Return the records that follow unaltered. Omit every picture.

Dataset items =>
=-=-=-=-=

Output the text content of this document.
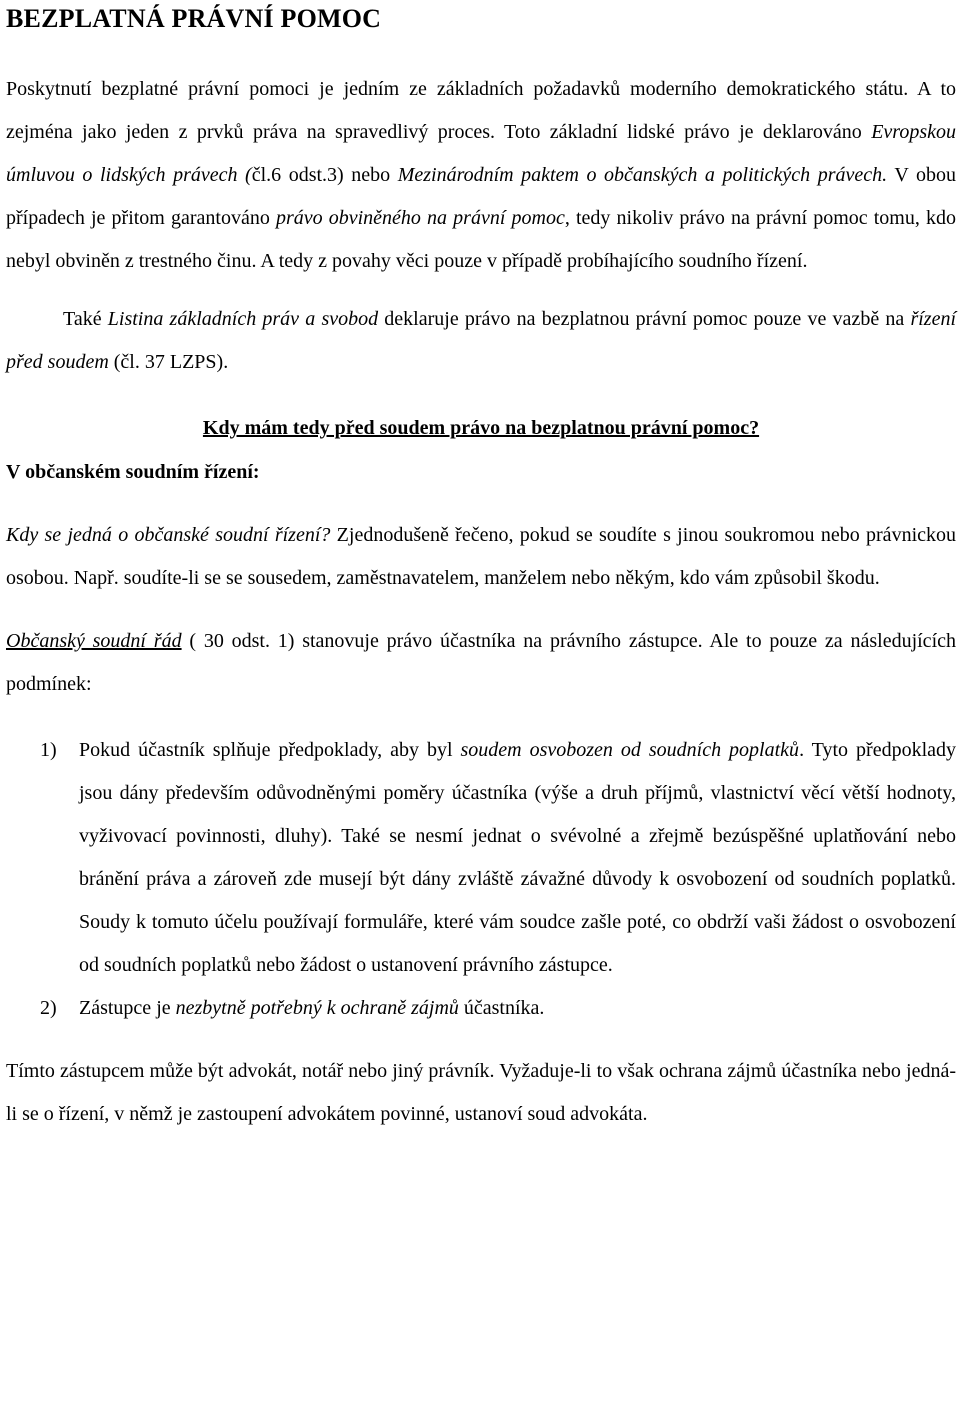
BEZPLATNÁ PRÁVNÍ POMOC

Poskytnutí bezplatné právní pomoci je jedním ze základních požadavků moderního demokratického státu. A to zejména jako jeden z prvků práva na spravedlivý proces. Toto základní lidské právo je deklarováno Evropskou úmluvou o lidských právech (čl.6 odst.3) nebo Mezinárodním paktem o občanských a politických právech. V obou případech je přitom garantováno právo obviněného na právní pomoc, tedy nikoliv právo na právní pomoc tomu, kdo nebyl obviněn z trestného činu. A tedy z povahy věci pouze v případě probíhajícího soudního řízení.

Také Listina základních práv a svobod deklaruje právo na bezplatnou právní pomoc pouze ve vazbě na řízení před soudem (čl. 37 LZPS).

Kdy mám tedy před soudem právo na bezplatnou právní pomoc?
V občanském soudním řízení:

Kdy se jedná o občanské soudní řízení? Zjednodušeně řečeno, pokud se soudíte s jinou soukromou nebo právnickou osobou. Např. soudíte-li se se sousedem, zaměstnavatelem, manželem nebo někým, kdo vám způsobil škodu.

Občanský soudní řád ( 30 odst. 1) stanovuje právo účastníka na právního zástupce. Ale to pouze za následujících podmínek:

1) Pokud účastník splňuje předpoklady, aby byl soudem osvobozen od soudních poplatků. Tyto předpoklady jsou dány především odůvodněnými poměry účastníka (výše a druh příjmů, vlastnictví věcí větší hodnoty, vyživovací povinnosti, dluhy). Také se nesmí jednat o svévolné a zřejmě bezúspěšné uplatňování nebo bránění práva a zároveň zde musejí být dány zvláště závažné důvody k osvobození od soudních poplatků. Soudy k tomuto účelu používají formuláře, které vám soudce zašle poté, co obdrží vaši žádost o osvobození od soudních poplatků nebo žádost o ustanovení právního zástupce.
2) Zástupce je nezbytně potřebný k ochraně zájmů účastníka.

Tímto zástupcem může být advokát, notář nebo jiný právník. Vyžaduje-li to však ochrana zájmů účastníka nebo jedná-li se o řízení, v němž je zastoupení advokátem povinné, ustanoví soud advokáta.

=-=-=-=-=

RESULT OF THIS TASK =>
Output the text content of this document.
BEZPLATNÁ PRÁVNÍ POMOC

Poskytnutí bezplatné právní pomoci je jedním ze základních požadavků moderního demokratického státu. A to zejména jako jeden z prvků práva na spravedlivý proces. Toto základní lidské právo je deklarováno Evropskou úmluvou o lidských právech (čl.6 odst.3) nebo Mezinárodním paktem o občanských a politických právech. V obou případech je přitom garantováno právo obviněného na právní pomoc, tedy nikoliv právo na právní pomoc tomu, kdo nebyl obviněn z trestného činu. A tedy z povahy věci pouze v případě probíhajícího soudního řízení.

Také Listina základních práv a svobod deklaruje právo na bezplatnou právní pomoc pouze ve vazbě na řízení před soudem (čl. 37 LZPS).

Kdy mám tedy před soudem právo na bezplatnou právní pomoc?
V občanském soudním řízení:

Kdy se jedná o občanské soudní řízení? Zjednodušeně řečeno, pokud se soudíte s jinou soukromou nebo právnickou osobou. Např. soudíte-li se se sousedem, zaměstnavatelem, manželem nebo někým, kdo vám způsobil škodu.

Občanský soudní řád ( 30 odst. 1) stanovuje právo účastníka na právního zástupce. Ale to pouze za následujících podmínek:

1) Pokud účastník splňuje předpoklady, aby byl soudem osvobozen od soudních poplatků. Tyto předpoklady jsou dány především odůvodněnými poměry účastníka (výše a druh příjmů, vlastnictví věcí větší hodnoty, vyživovací povinnosti, dluhy). Také se nesmí jednat o svévolné a zřejmě bezúspěšné uplatňování nebo bránění práva a zároveň zde musejí být dány zvláště závažné důvody k osvobození od soudních poplatků. Soudy k tomuto účelu používají formuláře, které vám soudce zašle poté, co obdrží vaši žádost o osvobození od soudních poplatků nebo žádost o ustanovení právního zástupce.
2) Zástupce je nezbytně potřebný k ochraně zájmů účastníka.

Tímto zástupcem může být advokát, notář nebo jiný právník. Vyžaduje-li to však ochrana zájmů účastníka nebo jedná-li se o řízení, v němž je zastoupení advokátem povinné, ustanoví soud advokáta.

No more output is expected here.